■ Goal ■
Show all lines that include the string "ylabel"; copy each one.

■ Material for this exercise ■
---+---

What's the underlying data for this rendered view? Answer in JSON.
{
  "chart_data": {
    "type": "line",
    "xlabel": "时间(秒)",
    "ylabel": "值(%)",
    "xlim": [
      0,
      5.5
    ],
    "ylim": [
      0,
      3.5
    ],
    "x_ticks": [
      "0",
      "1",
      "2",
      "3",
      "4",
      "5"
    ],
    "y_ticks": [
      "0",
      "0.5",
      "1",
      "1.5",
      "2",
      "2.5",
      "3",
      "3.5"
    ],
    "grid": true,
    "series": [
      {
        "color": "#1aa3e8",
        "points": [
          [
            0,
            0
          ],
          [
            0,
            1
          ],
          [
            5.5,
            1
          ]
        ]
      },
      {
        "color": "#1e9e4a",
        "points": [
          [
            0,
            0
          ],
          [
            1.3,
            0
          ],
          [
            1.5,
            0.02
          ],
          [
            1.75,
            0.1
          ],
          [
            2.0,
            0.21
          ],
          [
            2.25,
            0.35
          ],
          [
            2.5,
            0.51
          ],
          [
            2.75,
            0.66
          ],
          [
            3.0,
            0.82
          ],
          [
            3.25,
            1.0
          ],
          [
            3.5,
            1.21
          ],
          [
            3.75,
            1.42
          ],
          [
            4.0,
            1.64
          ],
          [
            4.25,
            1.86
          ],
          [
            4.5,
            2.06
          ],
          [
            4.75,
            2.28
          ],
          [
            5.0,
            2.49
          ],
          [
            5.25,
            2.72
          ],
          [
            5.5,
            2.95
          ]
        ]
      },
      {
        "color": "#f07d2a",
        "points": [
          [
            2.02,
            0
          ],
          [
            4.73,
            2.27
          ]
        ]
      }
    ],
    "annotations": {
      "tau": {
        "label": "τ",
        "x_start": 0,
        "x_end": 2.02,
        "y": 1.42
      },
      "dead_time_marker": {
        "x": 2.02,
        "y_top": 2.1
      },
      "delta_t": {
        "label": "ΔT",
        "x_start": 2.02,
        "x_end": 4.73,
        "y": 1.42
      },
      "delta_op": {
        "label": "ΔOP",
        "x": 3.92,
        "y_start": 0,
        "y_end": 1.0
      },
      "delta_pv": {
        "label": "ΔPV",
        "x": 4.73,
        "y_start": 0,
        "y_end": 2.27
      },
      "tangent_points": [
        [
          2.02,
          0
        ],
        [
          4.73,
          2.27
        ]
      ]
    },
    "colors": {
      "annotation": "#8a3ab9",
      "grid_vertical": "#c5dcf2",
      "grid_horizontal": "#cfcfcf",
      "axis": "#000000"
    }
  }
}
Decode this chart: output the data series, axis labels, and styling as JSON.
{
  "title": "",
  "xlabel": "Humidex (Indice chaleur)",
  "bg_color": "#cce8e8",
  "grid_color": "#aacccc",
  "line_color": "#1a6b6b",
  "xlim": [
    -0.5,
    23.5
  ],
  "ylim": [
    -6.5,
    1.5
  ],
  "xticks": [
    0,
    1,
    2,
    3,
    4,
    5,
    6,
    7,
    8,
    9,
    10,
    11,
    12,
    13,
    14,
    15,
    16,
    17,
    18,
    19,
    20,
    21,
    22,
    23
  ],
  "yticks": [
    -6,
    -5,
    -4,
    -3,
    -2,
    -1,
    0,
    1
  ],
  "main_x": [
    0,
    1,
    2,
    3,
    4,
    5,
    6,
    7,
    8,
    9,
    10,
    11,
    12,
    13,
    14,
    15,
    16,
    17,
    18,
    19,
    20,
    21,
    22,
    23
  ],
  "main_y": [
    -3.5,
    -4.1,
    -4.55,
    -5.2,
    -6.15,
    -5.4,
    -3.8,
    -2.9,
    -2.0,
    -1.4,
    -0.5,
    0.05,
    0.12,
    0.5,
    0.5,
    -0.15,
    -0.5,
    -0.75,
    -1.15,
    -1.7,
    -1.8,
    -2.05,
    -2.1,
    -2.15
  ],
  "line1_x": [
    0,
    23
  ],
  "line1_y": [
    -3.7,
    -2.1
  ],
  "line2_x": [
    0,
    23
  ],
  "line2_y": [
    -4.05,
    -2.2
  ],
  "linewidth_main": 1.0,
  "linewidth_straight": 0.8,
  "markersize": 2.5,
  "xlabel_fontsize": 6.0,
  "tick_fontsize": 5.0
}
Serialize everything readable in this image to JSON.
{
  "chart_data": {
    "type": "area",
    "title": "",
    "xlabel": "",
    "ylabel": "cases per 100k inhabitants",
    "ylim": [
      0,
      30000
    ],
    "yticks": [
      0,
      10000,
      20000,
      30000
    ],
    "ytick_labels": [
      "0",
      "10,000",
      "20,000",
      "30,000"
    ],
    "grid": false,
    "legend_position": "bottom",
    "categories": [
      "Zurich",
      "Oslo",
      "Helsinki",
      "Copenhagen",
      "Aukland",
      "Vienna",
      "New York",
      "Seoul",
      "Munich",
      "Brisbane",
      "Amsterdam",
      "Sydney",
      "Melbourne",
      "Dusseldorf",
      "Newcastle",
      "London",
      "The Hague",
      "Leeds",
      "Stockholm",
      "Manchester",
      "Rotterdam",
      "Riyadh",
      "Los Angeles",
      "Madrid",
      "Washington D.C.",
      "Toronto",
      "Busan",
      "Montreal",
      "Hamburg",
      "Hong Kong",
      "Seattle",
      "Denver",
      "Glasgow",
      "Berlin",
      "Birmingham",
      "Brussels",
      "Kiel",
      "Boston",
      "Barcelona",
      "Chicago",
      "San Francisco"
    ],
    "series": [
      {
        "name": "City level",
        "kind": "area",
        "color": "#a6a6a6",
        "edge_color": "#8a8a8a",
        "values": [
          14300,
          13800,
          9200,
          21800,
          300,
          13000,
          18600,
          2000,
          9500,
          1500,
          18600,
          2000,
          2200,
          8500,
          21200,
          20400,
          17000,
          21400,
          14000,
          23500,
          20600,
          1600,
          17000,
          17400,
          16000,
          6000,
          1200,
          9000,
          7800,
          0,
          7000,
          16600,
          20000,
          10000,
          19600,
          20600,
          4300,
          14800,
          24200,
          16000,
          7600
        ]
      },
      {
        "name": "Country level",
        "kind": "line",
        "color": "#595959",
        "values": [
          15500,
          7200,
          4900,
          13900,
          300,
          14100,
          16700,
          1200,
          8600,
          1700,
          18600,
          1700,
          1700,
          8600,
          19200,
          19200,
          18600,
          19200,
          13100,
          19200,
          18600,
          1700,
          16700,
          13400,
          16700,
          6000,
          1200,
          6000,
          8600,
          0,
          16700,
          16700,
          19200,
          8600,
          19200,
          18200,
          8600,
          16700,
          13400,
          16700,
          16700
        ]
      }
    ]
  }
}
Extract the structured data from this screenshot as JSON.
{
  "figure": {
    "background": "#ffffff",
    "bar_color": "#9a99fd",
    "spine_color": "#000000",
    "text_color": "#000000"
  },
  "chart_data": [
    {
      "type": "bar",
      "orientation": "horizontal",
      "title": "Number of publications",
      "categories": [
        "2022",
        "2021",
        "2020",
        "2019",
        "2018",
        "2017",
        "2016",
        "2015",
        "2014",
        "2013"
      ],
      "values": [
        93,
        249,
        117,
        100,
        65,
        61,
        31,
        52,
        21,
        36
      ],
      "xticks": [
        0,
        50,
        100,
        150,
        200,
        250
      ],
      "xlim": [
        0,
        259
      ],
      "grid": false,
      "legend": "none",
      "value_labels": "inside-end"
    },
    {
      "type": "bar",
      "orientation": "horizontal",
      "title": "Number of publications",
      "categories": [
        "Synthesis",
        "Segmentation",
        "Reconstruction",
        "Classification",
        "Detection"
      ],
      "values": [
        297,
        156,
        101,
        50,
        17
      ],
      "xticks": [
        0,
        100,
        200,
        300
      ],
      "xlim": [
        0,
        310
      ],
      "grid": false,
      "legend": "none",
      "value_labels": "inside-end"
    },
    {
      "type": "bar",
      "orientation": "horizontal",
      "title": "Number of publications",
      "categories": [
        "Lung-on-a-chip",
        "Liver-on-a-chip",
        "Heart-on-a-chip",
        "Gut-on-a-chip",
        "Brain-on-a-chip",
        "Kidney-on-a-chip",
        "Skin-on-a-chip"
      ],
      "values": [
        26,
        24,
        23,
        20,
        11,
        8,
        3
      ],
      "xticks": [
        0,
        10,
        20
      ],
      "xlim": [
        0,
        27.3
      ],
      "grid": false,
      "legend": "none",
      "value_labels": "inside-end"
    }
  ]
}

---+---

■ Output of the task ■
    "ylabel": "值(%)",
    "ylabel": "cases per 100k inhabitants",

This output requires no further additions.